━━━━━ TASK DATA ━━━━━
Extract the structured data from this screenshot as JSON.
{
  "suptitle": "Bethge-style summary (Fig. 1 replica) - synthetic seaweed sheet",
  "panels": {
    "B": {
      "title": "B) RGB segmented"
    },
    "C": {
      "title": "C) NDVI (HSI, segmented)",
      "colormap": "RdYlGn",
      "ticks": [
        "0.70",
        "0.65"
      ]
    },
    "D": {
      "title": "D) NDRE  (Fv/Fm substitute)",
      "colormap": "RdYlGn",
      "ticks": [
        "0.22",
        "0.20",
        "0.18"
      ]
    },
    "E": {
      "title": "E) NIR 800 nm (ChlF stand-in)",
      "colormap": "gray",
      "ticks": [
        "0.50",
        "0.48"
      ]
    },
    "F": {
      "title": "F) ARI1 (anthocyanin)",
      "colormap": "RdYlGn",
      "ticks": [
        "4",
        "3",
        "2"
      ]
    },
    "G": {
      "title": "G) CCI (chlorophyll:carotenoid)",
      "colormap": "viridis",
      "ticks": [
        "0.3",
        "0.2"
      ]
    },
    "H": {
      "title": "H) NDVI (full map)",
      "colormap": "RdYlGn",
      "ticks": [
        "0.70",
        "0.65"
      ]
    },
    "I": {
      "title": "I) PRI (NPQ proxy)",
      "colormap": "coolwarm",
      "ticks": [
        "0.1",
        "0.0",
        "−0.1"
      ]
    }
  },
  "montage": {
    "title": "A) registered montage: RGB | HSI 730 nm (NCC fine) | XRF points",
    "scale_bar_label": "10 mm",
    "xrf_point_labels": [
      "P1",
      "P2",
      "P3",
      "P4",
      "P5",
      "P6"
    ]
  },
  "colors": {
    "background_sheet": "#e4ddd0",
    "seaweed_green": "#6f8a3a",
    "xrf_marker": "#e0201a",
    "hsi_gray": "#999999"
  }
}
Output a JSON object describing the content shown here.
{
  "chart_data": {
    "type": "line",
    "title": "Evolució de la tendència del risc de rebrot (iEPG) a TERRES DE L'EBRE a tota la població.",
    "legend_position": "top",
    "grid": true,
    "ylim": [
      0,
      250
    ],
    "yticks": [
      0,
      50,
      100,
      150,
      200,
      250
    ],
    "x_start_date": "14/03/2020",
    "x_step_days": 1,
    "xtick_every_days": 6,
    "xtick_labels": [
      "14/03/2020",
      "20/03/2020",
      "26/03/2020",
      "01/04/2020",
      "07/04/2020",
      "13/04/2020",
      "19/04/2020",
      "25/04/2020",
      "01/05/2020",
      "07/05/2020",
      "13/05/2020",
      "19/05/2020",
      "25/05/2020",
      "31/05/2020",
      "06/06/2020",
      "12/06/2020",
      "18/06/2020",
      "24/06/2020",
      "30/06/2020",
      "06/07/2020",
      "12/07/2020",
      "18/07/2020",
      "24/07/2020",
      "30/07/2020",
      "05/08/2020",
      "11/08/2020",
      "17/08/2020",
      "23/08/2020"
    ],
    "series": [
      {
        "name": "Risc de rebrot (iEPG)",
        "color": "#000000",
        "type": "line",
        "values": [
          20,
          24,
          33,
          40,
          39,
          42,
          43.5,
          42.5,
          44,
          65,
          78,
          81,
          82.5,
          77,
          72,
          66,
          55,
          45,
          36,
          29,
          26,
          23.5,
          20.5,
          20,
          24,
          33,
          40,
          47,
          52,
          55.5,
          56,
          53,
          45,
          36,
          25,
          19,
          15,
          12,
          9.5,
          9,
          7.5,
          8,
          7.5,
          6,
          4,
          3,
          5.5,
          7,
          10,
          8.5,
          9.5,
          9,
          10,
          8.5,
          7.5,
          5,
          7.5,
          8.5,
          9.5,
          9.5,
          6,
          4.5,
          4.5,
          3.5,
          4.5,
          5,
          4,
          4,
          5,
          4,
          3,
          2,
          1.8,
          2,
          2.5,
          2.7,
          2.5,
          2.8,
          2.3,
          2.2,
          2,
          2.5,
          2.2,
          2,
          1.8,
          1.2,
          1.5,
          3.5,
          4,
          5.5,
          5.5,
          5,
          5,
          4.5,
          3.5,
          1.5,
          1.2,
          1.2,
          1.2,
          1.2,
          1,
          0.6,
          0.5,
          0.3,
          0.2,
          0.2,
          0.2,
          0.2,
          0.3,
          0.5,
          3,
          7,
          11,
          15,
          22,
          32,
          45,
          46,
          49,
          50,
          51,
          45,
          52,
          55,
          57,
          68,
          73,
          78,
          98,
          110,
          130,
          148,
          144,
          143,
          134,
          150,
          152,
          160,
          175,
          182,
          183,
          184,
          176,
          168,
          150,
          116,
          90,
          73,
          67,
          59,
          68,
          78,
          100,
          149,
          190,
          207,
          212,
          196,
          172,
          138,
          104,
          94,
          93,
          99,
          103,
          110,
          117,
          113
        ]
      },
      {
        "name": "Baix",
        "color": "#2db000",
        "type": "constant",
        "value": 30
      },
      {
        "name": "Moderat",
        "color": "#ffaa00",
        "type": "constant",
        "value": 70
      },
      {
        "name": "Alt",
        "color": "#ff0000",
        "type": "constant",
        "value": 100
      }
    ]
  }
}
━━━━━
* **EXERCISE DIRECTIONS**: Retype all the material above precisely, with no line left out.

* **TASK RESULT**:
Extract the structured data from this screenshot as JSON.
{
  "suptitle": "Bethge-style summary (Fig. 1 replica) - synthetic seaweed sheet",
  "panels": {
    "B": {
      "title": "B) RGB segmented"
    },
    "C": {
      "title": "C) NDVI (HSI, segmented)",
      "colormap": "RdYlGn",
      "ticks": [
        "0.70",
        "0.65"
      ]
    },
    "D": {
      "title": "D) NDRE  (Fv/Fm substitute)",
      "colormap": "RdYlGn",
      "ticks": [
        "0.22",
        "0.20",
        "0.18"
      ]
    },
    "E": {
      "title": "E) NIR 800 nm (ChlF stand-in)",
      "colormap": "gray",
      "ticks": [
        "0.50",
        "0.48"
      ]
    },
    "F": {
      "title": "F) ARI1 (anthocyanin)",
      "colormap": "RdYlGn",
      "ticks": [
        "4",
        "3",
        "2"
      ]
    },
    "G": {
      "title": "G) CCI (chlorophyll:carotenoid)",
      "colormap": "viridis",
      "ticks": [
        "0.3",
        "0.2"
      ]
    },
    "H": {
      "title": "H) NDVI (full map)",
      "colormap": "RdYlGn",
      "ticks": [
        "0.70",
        "0.65"
      ]
    },
    "I": {
      "title": "I) PRI (NPQ proxy)",
      "colormap": "coolwarm",
      "ticks": [
        "0.1",
        "0.0",
        "−0.1"
      ]
    }
  },
  "montage": {
    "title": "A) registered montage: RGB | HSI 730 nm (NCC fine) | XRF points",
    "scale_bar_label": "10 mm",
    "xrf_point_labels": [
      "P1",
      "P2",
      "P3",
      "P4",
      "P5",
      "P6"
    ]
  },
  "colors": {
    "background_sheet": "#e4ddd0",
    "seaweed_green": "#6f8a3a",
    "xrf_marker": "#e0201a",
    "hsi_gray": "#999999"
  }
}
Output a JSON object describing the content shown here.
{
  "chart_data": {
    "type": "line",
    "title": "Evolució de la tendència del risc de rebrot (iEPG) a TERRES DE L'EBRE a tota la població.",
    "legend_position": "top",
    "grid": true,
    "ylim": [
      0,
      250
    ],
    "yticks": [
      0,
      50,
      100,
      150,
      200,
      250
    ],
    "x_start_date": "14/03/2020",
    "x_step_days": 1,
    "xtick_every_days": 6,
    "xtick_labels": [
      "14/03/2020",
      "20/03/2020",
      "26/03/2020",
      "01/04/2020",
      "07/04/2020",
      "13/04/2020",
      "19/04/2020",
      "25/04/2020",
      "01/05/2020",
      "07/05/2020",
      "13/05/2020",
      "19/05/2020",
      "25/05/2020",
      "31/05/2020",
      "06/06/2020",
      "12/06/2020",
      "18/06/2020",
      "24/06/2020",
      "30/06/2020",
      "06/07/2020",
      "12/07/2020",
      "18/07/2020",
      "24/07/2020",
      "30/07/2020",
      "05/08/2020",
      "11/08/2020",
      "17/08/2020",
      "23/08/2020"
    ],
    "series": [
      {
        "name": "Risc de rebrot (iEPG)",
        "color": "#000000",
        "type": "line",
        "values": [
          20,
          24,
          33,
          40,
          39,
          42,
          43.5,
          42.5,
          44,
          65,
          78,
          81,
          82.5,
          77,
          72,
          66,
          55,
          45,
          36,
          29,
          26,
          23.5,
          20.5,
          20,
          24,
          33,
          40,
          47,
          52,
          55.5,
          56,
          53,
          45,
          36,
          25,
          19,
          15,
          12,
          9.5,
          9,
          7.5,
          8,
          7.5,
          6,
          4,
          3,
          5.5,
          7,
          10,
          8.5,
          9.5,
          9,
          10,
          8.5,
          7.5,
          5,
          7.5,
          8.5,
          9.5,
          9.5,
          6,
          4.5,
          4.5,
          3.5,
          4.5,
          5,
          4,
          4,
          5,
          4,
          3,
          2,
          1.8,
          2,
          2.5,
          2.7,
          2.5,
          2.8,
          2.3,
          2.2,
          2,
          2.5,
          2.2,
          2,
          1.8,
          1.2,
          1.5,
          3.5,
          4,
          5.5,
          5.5,
          5,
          5,
          4.5,
          3.5,
          1.5,
          1.2,
          1.2,
          1.2,
          1.2,
          1,
          0.6,
          0.5,
          0.3,
          0.2,
          0.2,
          0.2,
          0.2,
          0.3,
          0.5,
          3,
          7,
          11,
          15,
          22,
          32,
          45,
          46,
          49,
          50,
          51,
          45,
          52,
          55,
          57,
          68,
          73,
          78,
          98,
          110,
          130,
          148,
          144,
          143,
          134,
          150,
          152,
          160,
          175,
          182,
          183,
          184,
          176,
          168,
          150,
          116,
          90,
          73,
          67,
          59,
          68,
          78,
          100,
          149,
          190,
          207,
          212,
          196,
          172,
          138,
          104,
          94,
          93,
          99,
          103,
          110,
          117,
          113
        ]
      },
      {
        "name": "Baix",
        "color": "#2db000",
        "type": "constant",
        "value": 30
      },
      {
        "name": "Moderat",
        "color": "#ffaa00",
        "type": "constant",
        "value": 70
      },
      {
        "name": "Alt",
        "color": "#ff0000",
        "type": "constant",
        "value": 100
      }
    ]
  }
}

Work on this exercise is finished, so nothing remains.